YOUR OBJECTIVE: Can you format the records from the line that contains "lesson-cell: 第五单元我们的家园——地球 [100, 814, 310, 864]" through the line that contains "table-row [100, 420, 919, 471]" as a Markdown table, with the columns Row and Entry, numbering each line and skipping blank lines?

INPUT RECORDS:
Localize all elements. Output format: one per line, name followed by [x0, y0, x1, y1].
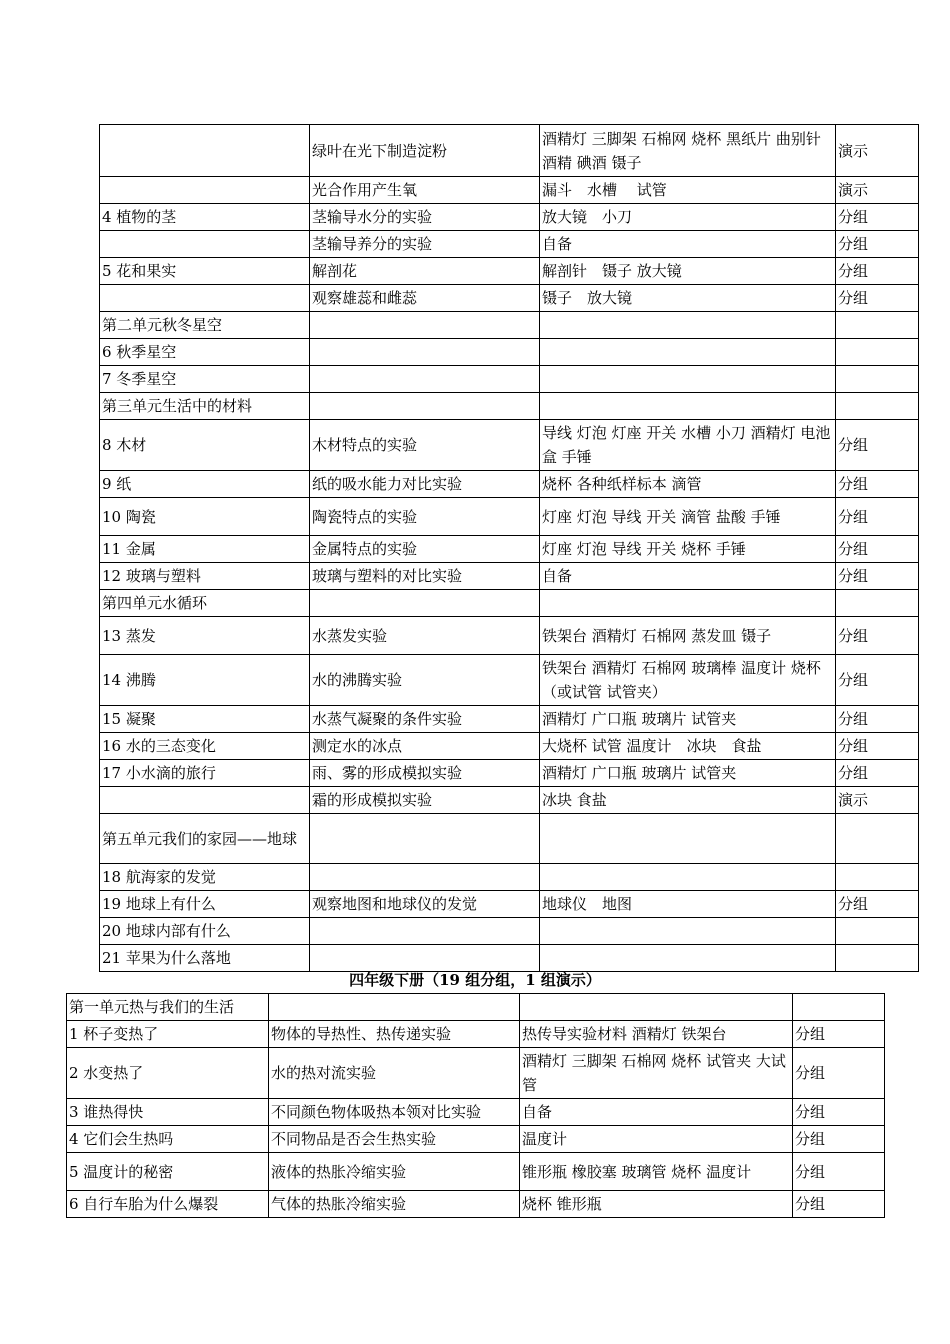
lesson-cell: 第五单元我们的家园——地球 [100, 814, 310, 864]
lesson-cell: 8 木材 [100, 420, 310, 471]
mode-cell: 演示 [836, 125, 919, 177]
table-row [100, 125, 919, 177]
equipment-cell: 地球仪 地图 [540, 891, 836, 918]
experiment-cell: 物体的导热性、热传递实验 [269, 1021, 520, 1048]
lesson-cell [100, 177, 310, 204]
equipment-cell: 烧杯 各种纸样标本 滴管 [540, 471, 836, 498]
equipment-cell: 解剖针 镊子 放大镜 [540, 258, 836, 285]
mode-cell: 分组 [836, 420, 919, 471]
equipment-cell [540, 814, 836, 864]
mode-cell: 分组 [836, 891, 919, 918]
lesson-cell: 10 陶瓷 [100, 498, 310, 536]
mode-cell: 分组 [836, 655, 919, 706]
experiment-cell [310, 864, 540, 891]
experiment-cell: 霜的形成模拟实验 [310, 787, 540, 814]
lesson-cell: 11 金属 [100, 536, 310, 563]
equipment-cell: 热传导实验材料 酒精灯 铁架台 [520, 1021, 793, 1048]
experiment-cell [310, 918, 540, 945]
table-row [100, 471, 919, 498]
table-row [100, 655, 919, 706]
table-row [67, 1191, 885, 1218]
table-row [100, 420, 919, 471]
lesson-cell: 1 杯子变热了 [67, 1021, 269, 1048]
mode-cell: 分组 [793, 1048, 885, 1099]
lesson-cell: 15 凝聚 [100, 706, 310, 733]
table-row [100, 706, 919, 733]
experiment-cell: 茎输导养分的实验 [310, 231, 540, 258]
table-row [67, 1153, 885, 1191]
mode-cell: 分组 [836, 285, 919, 312]
experiment-cell: 玻璃与塑料的对比实验 [310, 563, 540, 590]
mode-cell: 分组 [793, 1126, 885, 1153]
mode-cell: 分组 [836, 536, 919, 563]
lesson-cell: 第一单元热与我们的生活 [67, 994, 269, 1021]
mode-cell [836, 814, 919, 864]
lesson-cell: 3 谁热得快 [67, 1099, 269, 1126]
experiment-cell: 水蒸发实验 [310, 617, 540, 655]
equipment-cell: 酒精灯 广口瓶 玻璃片 试管夹 [540, 706, 836, 733]
experiment-table-upper [99, 124, 919, 972]
table-row [100, 366, 919, 393]
equipment-cell [540, 590, 836, 617]
equipment-cell [540, 366, 836, 393]
table-row [100, 498, 919, 536]
table-row [100, 231, 919, 258]
equipment-cell: 自备 [520, 1099, 793, 1126]
equipment-cell [540, 918, 836, 945]
mode-cell: 分组 [793, 1021, 885, 1048]
experiment-cell: 不同物品是否会生热实验 [269, 1126, 520, 1153]
equipment-cell: 铁架台 酒精灯 石棉网 玻璃棒 温度计 烧杯（或试管 试管夹） [540, 655, 836, 706]
lesson-cell: 第二单元秋冬星空 [100, 312, 310, 339]
equipment-cell: 酒精灯 三脚架 石棉网 烧杯 试管夹 大试管 [520, 1048, 793, 1099]
equipment-cell [520, 994, 793, 1021]
lesson-cell [100, 125, 310, 177]
lesson-cell: 第四单元水循环 [100, 590, 310, 617]
equipment-cell: 温度计 [520, 1126, 793, 1153]
table-row [100, 285, 919, 312]
equipment-cell: 导线 灯泡 灯座 开关 水槽 小刀 酒精灯 电池盒 手锤 [540, 420, 836, 471]
mode-cell: 演示 [836, 787, 919, 814]
mode-cell: 分组 [836, 733, 919, 760]
experiment-cell: 液体的热胀冷缩实验 [269, 1153, 520, 1191]
equipment-cell: 冰块 食盐 [540, 787, 836, 814]
mode-cell [836, 339, 919, 366]
mode-cell: 演示 [836, 177, 919, 204]
mode-cell: 分组 [836, 563, 919, 590]
lesson-cell: 5 花和果实 [100, 258, 310, 285]
lesson-cell: 20 地球内部有什么 [100, 918, 310, 945]
experiment-cell: 水的热对流实验 [269, 1048, 520, 1099]
mode-cell: 分组 [793, 1099, 885, 1126]
table-row [100, 787, 919, 814]
experiment-cell: 水蒸气凝聚的条件实验 [310, 706, 540, 733]
lesson-cell: 14 沸腾 [100, 655, 310, 706]
equipment-cell: 灯座 灯泡 导线 开关 滴管 盐酸 手锤 [540, 498, 836, 536]
mode-cell: 分组 [836, 231, 919, 258]
experiment-cell: 茎输导水分的实验 [310, 204, 540, 231]
table-row [100, 563, 919, 590]
table-row [100, 312, 919, 339]
mode-cell: 分组 [836, 617, 919, 655]
experiment-cell: 解剖花 [310, 258, 540, 285]
table-row [100, 891, 919, 918]
table-row [67, 1126, 885, 1153]
lesson-cell: 18 航海家的发觉 [100, 864, 310, 891]
experiment-cell: 观察雄蕊和雌蕊 [310, 285, 540, 312]
experiment-cell: 雨、雾的形成模拟实验 [310, 760, 540, 787]
mode-cell: 分组 [836, 204, 919, 231]
experiment-cell [310, 590, 540, 617]
section-title-grade4-second: 四年级下册（19 组分组，1 组演示） [349, 971, 601, 989]
lesson-cell: 6 秋季星空 [100, 339, 310, 366]
equipment-cell [540, 312, 836, 339]
mode-cell: 分组 [836, 471, 919, 498]
experiment-cell: 水的沸腾实验 [310, 655, 540, 706]
mode-cell [836, 918, 919, 945]
experiment-cell [310, 393, 540, 420]
table-row [100, 536, 919, 563]
lesson-cell: 17 小水滴的旅行 [100, 760, 310, 787]
lesson-cell: 9 纸 [100, 471, 310, 498]
experiment-cell [310, 945, 540, 972]
table-row [100, 204, 919, 231]
lesson-cell: 19 地球上有什么 [100, 891, 310, 918]
mode-cell: 分组 [836, 706, 919, 733]
experiment-cell: 测定水的冰点 [310, 733, 540, 760]
mode-cell [836, 312, 919, 339]
experiment-table-lower [66, 993, 885, 1218]
lesson-cell: 2 水变热了 [67, 1048, 269, 1099]
experiment-cell: 木材特点的实验 [310, 420, 540, 471]
table-row [100, 733, 919, 760]
equipment-cell: 漏斗 水槽 试管 [540, 177, 836, 204]
table-row [100, 760, 919, 787]
experiment-cell: 光合作用产生氧 [310, 177, 540, 204]
mode-cell: 分组 [836, 760, 919, 787]
experiment-cell: 观察地图和地球仪的发觉 [310, 891, 540, 918]
experiment-cell [310, 814, 540, 864]
lesson-cell: 7 冬季星空 [100, 366, 310, 393]
table-row [67, 1048, 885, 1099]
lesson-cell [100, 231, 310, 258]
experiment-cell [310, 366, 540, 393]
mode-cell [836, 945, 919, 972]
table-row [100, 814, 919, 864]
table-row [100, 590, 919, 617]
mode-cell [836, 393, 919, 420]
mode-cell [836, 864, 919, 891]
lesson-cell: 4 它们会生热吗 [67, 1126, 269, 1153]
lesson-cell: 13 蒸发 [100, 617, 310, 655]
equipment-cell: 灯座 灯泡 导线 开关 烧杯 手锤 [540, 536, 836, 563]
table-row [67, 1099, 885, 1126]
experiment-cell: 气体的热胀冷缩实验 [269, 1191, 520, 1218]
equipment-cell: 自备 [540, 563, 836, 590]
table-row [100, 339, 919, 366]
mode-cell [836, 366, 919, 393]
table-row [67, 994, 885, 1021]
equipment-cell [540, 339, 836, 366]
table-row [67, 1021, 885, 1048]
equipment-cell [540, 393, 836, 420]
experiment-cell: 绿叶在光下制造淀粉 [310, 125, 540, 177]
mode-cell [836, 590, 919, 617]
experiment-cell: 不同颜色物体吸热本领对比实验 [269, 1099, 520, 1126]
equipment-cell [540, 864, 836, 891]
experiment-cell [310, 312, 540, 339]
lesson-cell: 12 玻璃与塑料 [100, 563, 310, 590]
lesson-cell: 6 自行车胎为什么爆裂 [67, 1191, 269, 1218]
table-row [100, 864, 919, 891]
experiment-cell: 金属特点的实验 [310, 536, 540, 563]
experiment-cell [310, 339, 540, 366]
equipment-cell: 烧杯 锥形瓶 [520, 1191, 793, 1218]
equipment-cell: 大烧杯 试管 温度计 冰块 食盐 [540, 733, 836, 760]
equipment-cell [540, 945, 836, 972]
equipment-cell: 镊子 放大镜 [540, 285, 836, 312]
table-row [100, 177, 919, 204]
lesson-cell: 5 温度计的秘密 [67, 1153, 269, 1191]
mode-cell: 分组 [793, 1191, 885, 1218]
equipment-cell: 放大镜 小刀 [540, 204, 836, 231]
equipment-cell: 铁架台 酒精灯 石棉网 蒸发皿 镊子 [540, 617, 836, 655]
lesson-cell [100, 787, 310, 814]
table-row [100, 918, 919, 945]
experiment-cell: 纸的吸水能力对比实验 [310, 471, 540, 498]
equipment-cell: 酒精灯 广口瓶 玻璃片 试管夹 [540, 760, 836, 787]
table-row [100, 617, 919, 655]
mode-cell: 分组 [836, 258, 919, 285]
lesson-cell: 16 水的三态变化 [100, 733, 310, 760]
lesson-cell: 4 植物的茎 [100, 204, 310, 231]
experiment-cell [269, 994, 520, 1021]
lesson-cell [100, 285, 310, 312]
table-row [100, 393, 919, 420]
equipment-cell: 锥形瓶 橡胶塞 玻璃管 烧杯 温度计 [520, 1153, 793, 1191]
mode-cell: 分组 [793, 1153, 885, 1191]
equipment-cell: 自备 [540, 231, 836, 258]
equipment-cell: 酒精灯 三脚架 石棉网 烧杯 黑纸片 曲别针 酒精 碘酒 镊子 [540, 125, 836, 177]
lesson-cell: 21 苹果为什么落地 [100, 945, 310, 972]
experiment-cell: 陶瓷特点的实验 [310, 498, 540, 536]
table-row [100, 945, 919, 972]
table-row [100, 258, 919, 285]
lesson-cell: 第三单元生活中的材料 [100, 393, 310, 420]
mode-cell: 分组 [836, 498, 919, 536]
mode-cell [793, 994, 885, 1021]
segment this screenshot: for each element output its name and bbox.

FULL OUTPUT:
| Row | Entry |
|---|---|
| 1 | lesson-cell: 第五单元我们的家园——地球 [100, 814, 310, 864] |
| 2 | lesson-cell: 8 木材 [100, 420, 310, 471] |
| 3 | mode-cell: 演示 [836, 125, 919, 177] |
| 4 | table-row [100, 125, 919, 177] |
| 5 | equipment-cell: 地球仪 地图 [540, 891, 836, 918] |
| 6 | experiment-cell: 物体的导热性、热传递实验 [269, 1021, 520, 1048] |
| 7 | lesson-cell [100, 177, 310, 204] |
| 8 | equipment-cell: 烧杯 各种纸样标本 滴管 [540, 471, 836, 498] |
| 9 | equipment-cell: 解剖针 镊子 放大镜 [540, 258, 836, 285] |
| 10 | mode-cell: 分组 [836, 420, 919, 471] |
| 11 | equipment-cell [540, 814, 836, 864] |
| 12 | mode-cell: 分组 [836, 891, 919, 918] |
| 13 | lesson-cell: 10 陶瓷 [100, 498, 310, 536] |
| 14 | mode-cell: 分组 [836, 655, 919, 706] |
| 15 | experiment-cell [310, 864, 540, 891] |
| 16 | experiment-cell: 霜的形成模拟实验 [310, 787, 540, 814] |
| 17 | lesson-cell: 11 金属 [100, 536, 310, 563] |
| 18 | equipment-cell: 热传导实验材料 酒精灯 铁架台 [520, 1021, 793, 1048] |
| 19 | experiment-cell [310, 918, 540, 945] |
| 20 | table-row [100, 471, 919, 498] |
| 21 | table-row [100, 655, 919, 706] |
| 22 | table-row [67, 1191, 885, 1218] |
| 23 | table-row [100, 420, 919, 471] |